======== DATA SUPPLIED ========

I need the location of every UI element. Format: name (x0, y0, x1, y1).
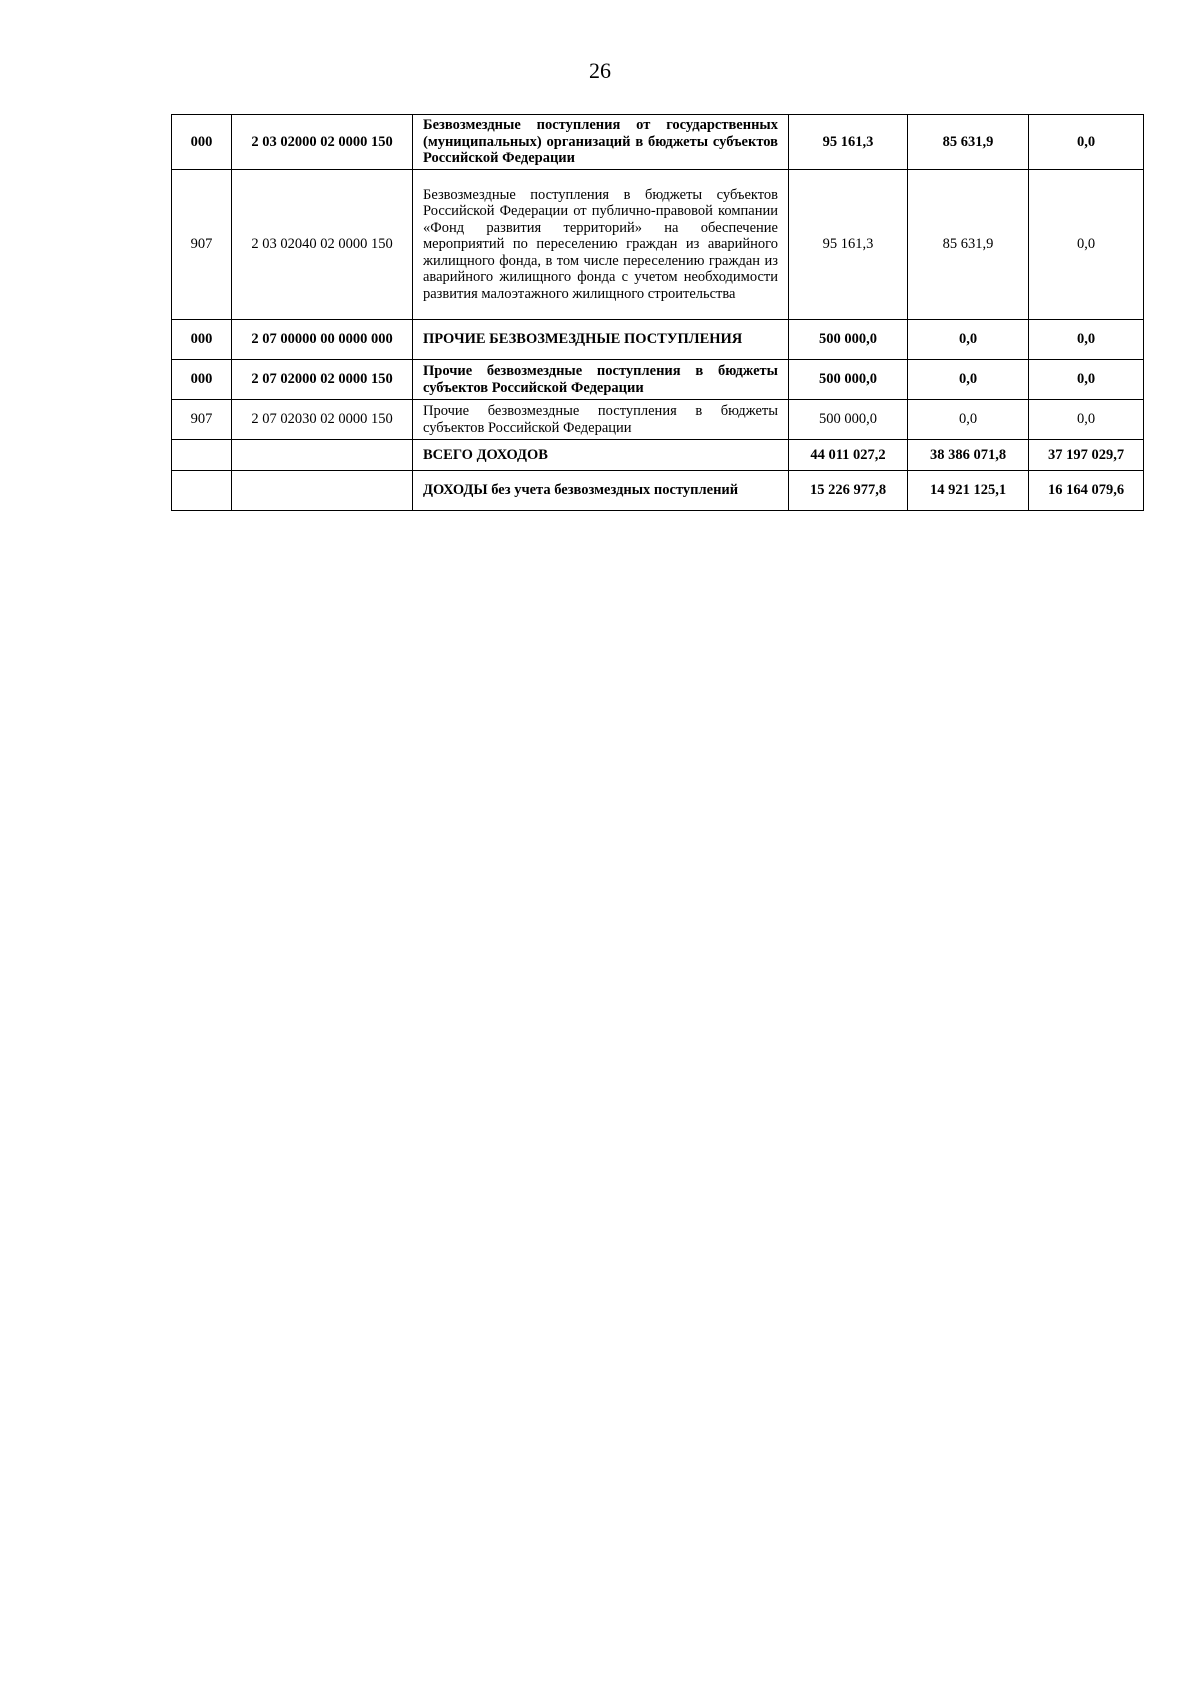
admin-code-cell: 000 (172, 320, 232, 360)
year2-amount-cell: 85 631,9 (908, 170, 1029, 320)
admin-code-cell: 907 (172, 170, 232, 320)
year2-amount-cell: 0,0 (908, 360, 1029, 400)
year2-amount-cell: 85 631,9 (908, 115, 1029, 170)
year1-amount-cell: 500 000,0 (789, 360, 908, 400)
table-row (172, 471, 1144, 511)
revenue-name-cell: ВСЕГО ДОХОДОВ (413, 440, 789, 471)
year1-amount-cell: 95 161,3 (789, 115, 908, 170)
budget-code-cell: 2 03 02000 02 0000 150 (232, 115, 413, 170)
year3-amount-cell: 37 197 029,7 (1029, 440, 1144, 471)
revenue-name-cell: Прочие безвозмездные поступления в бюджеты субъектов Российской Федерации (413, 360, 789, 400)
year2-amount-cell: 0,0 (908, 320, 1029, 360)
year2-amount-cell: 38 386 071,8 (908, 440, 1029, 471)
year1-amount-cell: 500 000,0 (789, 320, 908, 360)
year1-amount-cell: 500 000,0 (789, 400, 908, 440)
revenue-name-cell: Безвозмездные поступления от государственных (муниципальных) организаций в бюджеты субъектов Российской Федерации (413, 115, 789, 170)
year3-amount-cell: 0,0 (1029, 320, 1144, 360)
budget-code-cell: 2 07 02030 02 0000 150 (232, 400, 413, 440)
table-row (172, 170, 1144, 320)
year1-amount-cell: 95 161,3 (789, 170, 908, 320)
revenue-name-cell: ДОХОДЫ без учета безвозмездных поступлений (413, 471, 789, 511)
year1-amount-cell: 15 226 977,8 (789, 471, 908, 511)
year2-amount-cell: 14 921 125,1 (908, 471, 1029, 511)
budget-code-cell (232, 440, 413, 471)
admin-code-cell: 907 (172, 400, 232, 440)
year3-amount-cell: 0,0 (1029, 360, 1144, 400)
budget-code-cell: 2 07 00000 00 0000 000 (232, 320, 413, 360)
year3-amount-cell: 0,0 (1029, 400, 1144, 440)
table-row (172, 115, 1144, 170)
year3-amount-cell: 0,0 (1029, 115, 1144, 170)
year3-amount-cell: 16 164 079,6 (1029, 471, 1144, 511)
year3-amount-cell: 0,0 (1029, 170, 1144, 320)
page-number: 26 (589, 58, 611, 83)
admin-code-cell (172, 471, 232, 511)
budget-code-cell (232, 471, 413, 511)
budget-code-cell: 2 07 02000 02 0000 150 (232, 360, 413, 400)
table-row (172, 440, 1144, 471)
revenue-name-cell: Прочие безвозмездные поступления в бюджеты субъектов Российской Федерации (413, 400, 789, 440)
table-row (172, 320, 1144, 360)
year2-amount-cell: 0,0 (908, 400, 1029, 440)
admin-code-cell: 000 (172, 115, 232, 170)
table-row (172, 400, 1144, 440)
table-row (172, 360, 1144, 400)
revenue-name-cell: Безвозмездные поступления в бюджеты субъектов Российской Федерации от публично-правовой компании «Фонд развития территорий» на обеспечение мероприятий по переселению граждан из аварийного жилищного фонда, в том числе переселению граждан из аварийного жилищного фонда с учетом необходимости развития малоэтажного жилищного строительства (413, 170, 789, 320)
budget-code-cell: 2 03 02040 02 0000 150 (232, 170, 413, 320)
revenue-name-cell: ПРОЧИЕ БЕЗВОЗМЕЗДНЫЕ ПОСТУПЛЕНИЯ (413, 320, 789, 360)
admin-code-cell: 000 (172, 360, 232, 400)
revenue-table (171, 114, 1144, 511)
admin-code-cell (172, 440, 232, 471)
year1-amount-cell: 44 011 027,2 (789, 440, 908, 471)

========

WRITTEN PROBLEM. Copy out the item above line for line, without changing a single character, and omit the picture.

SOLUTION FOR THIS TASK.
I need the location of every UI element. Format: name (x0, y0, x1, y1).
admin-code-cell: 000 (172, 320, 232, 360)
year2-amount-cell: 85 631,9 (908, 170, 1029, 320)
admin-code-cell: 907 (172, 170, 232, 320)
year2-amount-cell: 0,0 (908, 360, 1029, 400)
year2-amount-cell: 85 631,9 (908, 115, 1029, 170)
year1-amount-cell: 500 000,0 (789, 360, 908, 400)
table-row (172, 471, 1144, 511)
revenue-name-cell: ВСЕГО ДОХОДОВ (413, 440, 789, 471)
year1-amount-cell: 95 161,3 (789, 115, 908, 170)
budget-code-cell: 2 03 02000 02 0000 150 (232, 115, 413, 170)
year3-amount-cell: 37 197 029,7 (1029, 440, 1144, 471)
revenue-name-cell: Прочие безвозмездные поступления в бюджеты субъектов Российской Федерации (413, 360, 789, 400)
year2-amount-cell: 0,0 (908, 320, 1029, 360)
year2-amount-cell: 38 386 071,8 (908, 440, 1029, 471)
year1-amount-cell: 500 000,0 (789, 320, 908, 360)
year1-amount-cell: 500 000,0 (789, 400, 908, 440)
revenue-name-cell: Безвозмездные поступления от государственных (муниципальных) организаций в бюджеты субъектов Российской Федерации (413, 115, 789, 170)
year3-amount-cell: 0,0 (1029, 320, 1144, 360)
budget-code-cell: 2 07 02030 02 0000 150 (232, 400, 413, 440)
table-row (172, 170, 1144, 320)
year1-amount-cell: 95 161,3 (789, 170, 908, 320)
revenue-name-cell: ДОХОДЫ без учета безвозмездных поступлений (413, 471, 789, 511)
year1-amount-cell: 15 226 977,8 (789, 471, 908, 511)
year2-amount-cell: 14 921 125,1 (908, 471, 1029, 511)
budget-code-cell (232, 440, 413, 471)
admin-code-cell: 907 (172, 400, 232, 440)
year3-amount-cell: 0,0 (1029, 360, 1144, 400)
budget-code-cell: 2 07 00000 00 0000 000 (232, 320, 413, 360)
year3-amount-cell: 0,0 (1029, 400, 1144, 440)
table-row (172, 115, 1144, 170)
year3-amount-cell: 0,0 (1029, 115, 1144, 170)
year3-amount-cell: 16 164 079,6 (1029, 471, 1144, 511)
year3-amount-cell: 0,0 (1029, 170, 1144, 320)
page-number: 26 (589, 58, 611, 83)
admin-code-cell (172, 471, 232, 511)
budget-code-cell (232, 471, 413, 511)
budget-code-cell: 2 07 02000 02 0000 150 (232, 360, 413, 400)
table-row (172, 440, 1144, 471)
revenue-name-cell: Прочие безвозмездные поступления в бюджеты субъектов Российской Федерации (413, 400, 789, 440)
table-row (172, 320, 1144, 360)
year2-amount-cell: 0,0 (908, 400, 1029, 440)
admin-code-cell: 000 (172, 115, 232, 170)
table-row (172, 400, 1144, 440)
table-row (172, 360, 1144, 400)
revenue-name-cell: Безвозмездные поступления в бюджеты субъектов Российской Федерации от публично-правовой компании «Фонд развития территорий» на обеспечение мероприятий по переселению граждан из аварийного жилищного фонда, в том числе переселению граждан из аварийного жилищного фонда с учетом необходимости развития малоэтажного жилищного строительства (413, 170, 789, 320)
budget-code-cell: 2 03 02040 02 0000 150 (232, 170, 413, 320)
revenue-name-cell: ПРОЧИЕ БЕЗВОЗМЕЗДНЫЕ ПОСТУПЛЕНИЯ (413, 320, 789, 360)
admin-code-cell: 000 (172, 360, 232, 400)
revenue-table (171, 114, 1144, 511)
admin-code-cell (172, 440, 232, 471)
year1-amount-cell: 44 011 027,2 (789, 440, 908, 471)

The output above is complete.